- [DATA ENTRIES]
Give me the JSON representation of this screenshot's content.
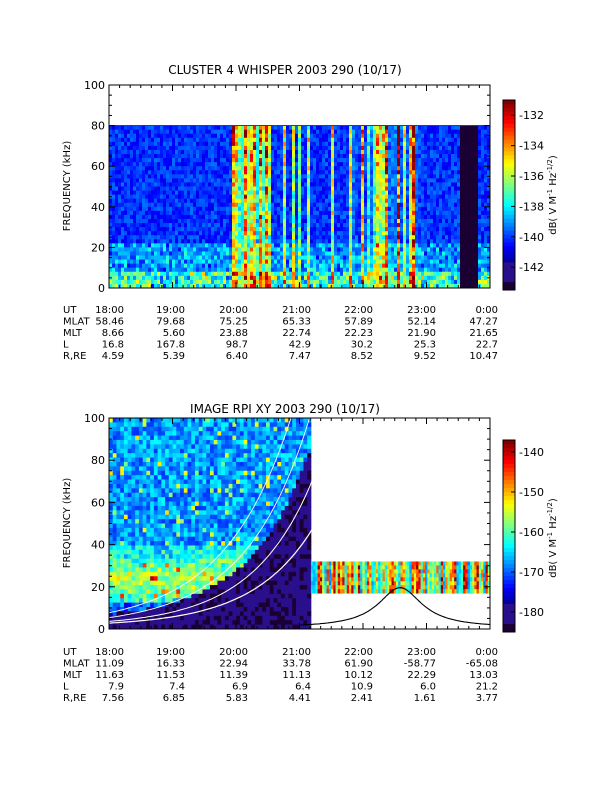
{
  "chart_data": [
    {
      "type": "heatmap",
      "title": "CLUSTER 4 WHISPER 2003 290 (10/17)",
      "ylabel": "FREQUENCY (kHz)",
      "x": [
        "18:00",
        "19:00",
        "20:00",
        "21:00",
        "22:00",
        "23:00",
        "0:00"
      ],
      "yticks": [
        "0",
        "20",
        "40",
        "60",
        "80",
        "100"
      ],
      "ylim": [
        0,
        100
      ],
      "data_max_frequency_khz": 80,
      "colorbar": {
        "label": "dB( V M",
        "label_sup1": "-1",
        "label_mid": " Hz",
        "label_sup2": "-1/2",
        "label_end": ")",
        "ticks": [
          "-132",
          "-134",
          "-136",
          "-138",
          "-140",
          "-142"
        ],
        "range": [
          -143.5,
          -131
        ]
      },
      "ephemeris": [
        {
          "label": "UT",
          "values": [
            "18:00",
            "19:00",
            "20:00",
            "21:00",
            "22:00",
            "23:00",
            "0:00"
          ]
        },
        {
          "label": "MLAT",
          "values": [
            "58.46",
            "79.68",
            "75.25",
            "65.33",
            "57.89",
            "52.14",
            "47.27"
          ]
        },
        {
          "label": "MLT",
          "values": [
            "8.66",
            "5.60",
            "23.88",
            "22.74",
            "22.23",
            "21.90",
            "21.65"
          ]
        },
        {
          "label": "L",
          "values": [
            "16.8",
            "167.8",
            "98.7",
            "42.9",
            "30.2",
            "25.3",
            "22.7"
          ]
        },
        {
          "label": "R,RE",
          "values": [
            "4.59",
            "5.39",
            "6.40",
            "7.47",
            "8.52",
            "9.52",
            "10.47"
          ]
        }
      ]
    },
    {
      "type": "heatmap",
      "title": "IMAGE RPI XY 2003 290 (10/17)",
      "ylabel": "FREQUENCY (kHz)",
      "x": [
        "18:00",
        "19:00",
        "20:00",
        "21:00",
        "22:00",
        "23:00",
        "0:00"
      ],
      "yticks": [
        "0",
        "20",
        "40",
        "60",
        "80",
        "100"
      ],
      "ylim": [
        0,
        100
      ],
      "colorbar": {
        "label": "dB( V M",
        "label_sup1": "-1",
        "label_mid": " Hz",
        "label_sup2": "-1/2",
        "label_end": ")",
        "ticks": [
          "-140",
          "-150",
          "-160",
          "-170",
          "-180"
        ],
        "range": [
          -185,
          -137
        ]
      },
      "overlay_curve_peak": {
        "time": "22:35",
        "frequency_khz": 19
      },
      "ephemeris": [
        {
          "label": "UT",
          "values": [
            "18:00",
            "19:00",
            "20:00",
            "21:00",
            "22:00",
            "23:00",
            "0:00"
          ]
        },
        {
          "label": "MLAT",
          "values": [
            "11.09",
            "16.33",
            "22.94",
            "33.78",
            "61.90",
            "-58.77",
            "-65.08"
          ]
        },
        {
          "label": "MLT",
          "values": [
            "11.63",
            "11.53",
            "11.39",
            "11.13",
            "10.12",
            "22.29",
            "13.03"
          ]
        },
        {
          "label": "L",
          "values": [
            "7.9",
            "7.4",
            "6.9",
            "6.4",
            "10.9",
            "6.0",
            "21.2"
          ]
        },
        {
          "label": "R,RE",
          "values": [
            "7.56",
            "6.85",
            "5.83",
            "4.41",
            "2.41",
            "1.61",
            "3.77"
          ]
        }
      ]
    }
  ]
}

- [TO BE DONE] Which lines above hold the word "title"? Copy each of them.

- [ANSWER TO THIS TASK]
      "title": "CLUSTER 4 WHISPER 2003 290 (10/17)",
      "title": "IMAGE RPI XY 2003 290 (10/17)",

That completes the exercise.